**EXERCISE TASK**
The listing below should be printed exactly, every line of it. Skip the pictures.

==================================================

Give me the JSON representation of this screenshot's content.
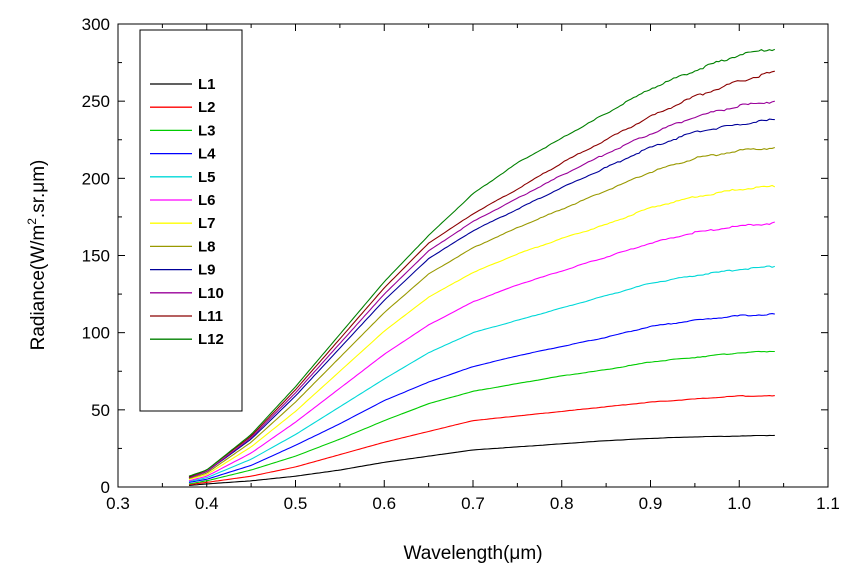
{
  "chart_data": {
    "type": "line",
    "xlabel": "Wavelength(μm)",
    "ylabel_parts": [
      "Radiance(W/m",
      "2",
      ".sr.μm)"
    ],
    "xlim": [
      0.3,
      1.1
    ],
    "ylim": [
      0,
      300
    ],
    "x_ticks": [
      "0.3",
      "0.4",
      "0.5",
      "0.6",
      "0.7",
      "0.8",
      "0.9",
      "1.0",
      "1.1"
    ],
    "y_ticks": [
      "0",
      "50",
      "100",
      "150",
      "200",
      "250",
      "300"
    ],
    "grid": false,
    "legend_position": "top-left",
    "x": [
      0.38,
      0.4,
      0.45,
      0.5,
      0.55,
      0.6,
      0.65,
      0.7,
      0.75,
      0.8,
      0.85,
      0.9,
      0.95,
      1.0,
      1.04
    ],
    "series": [
      {
        "name": "L1",
        "color": "#000000",
        "values": [
          1,
          2,
          4,
          7,
          11,
          16,
          20,
          24,
          26,
          28,
          30,
          31.5,
          32.5,
          33,
          33.5
        ]
      },
      {
        "name": "L2",
        "color": "#ff0000",
        "values": [
          1.5,
          3,
          7,
          13,
          21,
          29,
          36,
          43,
          46,
          49,
          52,
          55,
          57,
          59,
          59
        ]
      },
      {
        "name": "L3",
        "color": "#00cc00",
        "values": [
          2,
          4,
          11,
          20,
          31,
          43,
          54,
          62,
          67,
          72,
          76,
          81,
          84,
          87,
          88
        ]
      },
      {
        "name": "L4",
        "color": "#0000ff",
        "values": [
          3,
          5,
          14,
          27,
          41,
          56,
          68,
          78,
          85,
          91,
          97,
          104,
          108,
          111,
          112
        ]
      },
      {
        "name": "L5",
        "color": "#00d8d8",
        "values": [
          3.5,
          6,
          18,
          34,
          52,
          70,
          87,
          100,
          108,
          116,
          124,
          132,
          137,
          141,
          143
        ]
      },
      {
        "name": "L6",
        "color": "#ff00ff",
        "values": [
          4,
          7,
          22,
          42,
          64,
          86,
          105,
          120,
          131,
          140,
          149,
          158,
          165,
          169,
          171
        ]
      },
      {
        "name": "L7",
        "color": "#ffff00",
        "values": [
          5,
          8,
          26,
          49,
          75,
          101,
          123,
          139,
          151,
          161,
          170,
          181,
          188,
          193,
          195
        ]
      },
      {
        "name": "L8",
        "color": "#999900",
        "values": [
          5.5,
          9,
          29,
          55,
          84,
          113,
          138,
          155,
          168,
          180,
          192,
          204,
          213,
          218,
          220
        ]
      },
      {
        "name": "L9",
        "color": "#000099",
        "values": [
          6,
          10,
          31,
          59,
          90,
          121,
          148,
          166,
          180,
          194,
          207,
          220,
          230,
          235,
          238
        ]
      },
      {
        "name": "L10",
        "color": "#990099",
        "values": [
          6,
          10,
          32,
          61,
          93,
          125,
          153,
          172,
          187,
          202,
          216,
          229,
          240,
          247,
          250
        ]
      },
      {
        "name": "L11",
        "color": "#8b0000",
        "values": [
          6.5,
          11,
          33,
          63,
          96,
          129,
          158,
          177,
          193,
          210,
          225,
          240,
          253,
          263,
          269
        ]
      },
      {
        "name": "L12",
        "color": "#008000",
        "values": [
          7,
          11,
          34,
          65,
          99,
          133,
          163,
          190,
          210,
          226,
          242,
          258,
          270,
          280,
          284
        ]
      }
    ]
  }
}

==================================================

**EXERCISE SOLUTION**
Give me the JSON representation of this screenshot's content.
{
  "chart_data": {
    "type": "line",
    "xlabel": "Wavelength(μm)",
    "ylabel_parts": [
      "Radiance(W/m",
      "2",
      ".sr.μm)"
    ],
    "xlim": [
      0.3,
      1.1
    ],
    "ylim": [
      0,
      300
    ],
    "x_ticks": [
      "0.3",
      "0.4",
      "0.5",
      "0.6",
      "0.7",
      "0.8",
      "0.9",
      "1.0",
      "1.1"
    ],
    "y_ticks": [
      "0",
      "50",
      "100",
      "150",
      "200",
      "250",
      "300"
    ],
    "grid": false,
    "legend_position": "top-left",
    "x": [
      0.38,
      0.4,
      0.45,
      0.5,
      0.55,
      0.6,
      0.65,
      0.7,
      0.75,
      0.8,
      0.85,
      0.9,
      0.95,
      1.0,
      1.04
    ],
    "series": [
      {
        "name": "L1",
        "color": "#000000",
        "values": [
          1,
          2,
          4,
          7,
          11,
          16,
          20,
          24,
          26,
          28,
          30,
          31.5,
          32.5,
          33,
          33.5
        ]
      },
      {
        "name": "L2",
        "color": "#ff0000",
        "values": [
          1.5,
          3,
          7,
          13,
          21,
          29,
          36,
          43,
          46,
          49,
          52,
          55,
          57,
          59,
          59
        ]
      },
      {
        "name": "L3",
        "color": "#00cc00",
        "values": [
          2,
          4,
          11,
          20,
          31,
          43,
          54,
          62,
          67,
          72,
          76,
          81,
          84,
          87,
          88
        ]
      },
      {
        "name": "L4",
        "color": "#0000ff",
        "values": [
          3,
          5,
          14,
          27,
          41,
          56,
          68,
          78,
          85,
          91,
          97,
          104,
          108,
          111,
          112
        ]
      },
      {
        "name": "L5",
        "color": "#00d8d8",
        "values": [
          3.5,
          6,
          18,
          34,
          52,
          70,
          87,
          100,
          108,
          116,
          124,
          132,
          137,
          141,
          143
        ]
      },
      {
        "name": "L6",
        "color": "#ff00ff",
        "values": [
          4,
          7,
          22,
          42,
          64,
          86,
          105,
          120,
          131,
          140,
          149,
          158,
          165,
          169,
          171
        ]
      },
      {
        "name": "L7",
        "color": "#ffff00",
        "values": [
          5,
          8,
          26,
          49,
          75,
          101,
          123,
          139,
          151,
          161,
          170,
          181,
          188,
          193,
          195
        ]
      },
      {
        "name": "L8",
        "color": "#999900",
        "values": [
          5.5,
          9,
          29,
          55,
          84,
          113,
          138,
          155,
          168,
          180,
          192,
          204,
          213,
          218,
          220
        ]
      },
      {
        "name": "L9",
        "color": "#000099",
        "values": [
          6,
          10,
          31,
          59,
          90,
          121,
          148,
          166,
          180,
          194,
          207,
          220,
          230,
          235,
          238
        ]
      },
      {
        "name": "L10",
        "color": "#990099",
        "values": [
          6,
          10,
          32,
          61,
          93,
          125,
          153,
          172,
          187,
          202,
          216,
          229,
          240,
          247,
          250
        ]
      },
      {
        "name": "L11",
        "color": "#8b0000",
        "values": [
          6.5,
          11,
          33,
          63,
          96,
          129,
          158,
          177,
          193,
          210,
          225,
          240,
          253,
          263,
          269
        ]
      },
      {
        "name": "L12",
        "color": "#008000",
        "values": [
          7,
          11,
          34,
          65,
          99,
          133,
          163,
          190,
          210,
          226,
          242,
          258,
          270,
          280,
          284
        ]
      }
    ]
  }
}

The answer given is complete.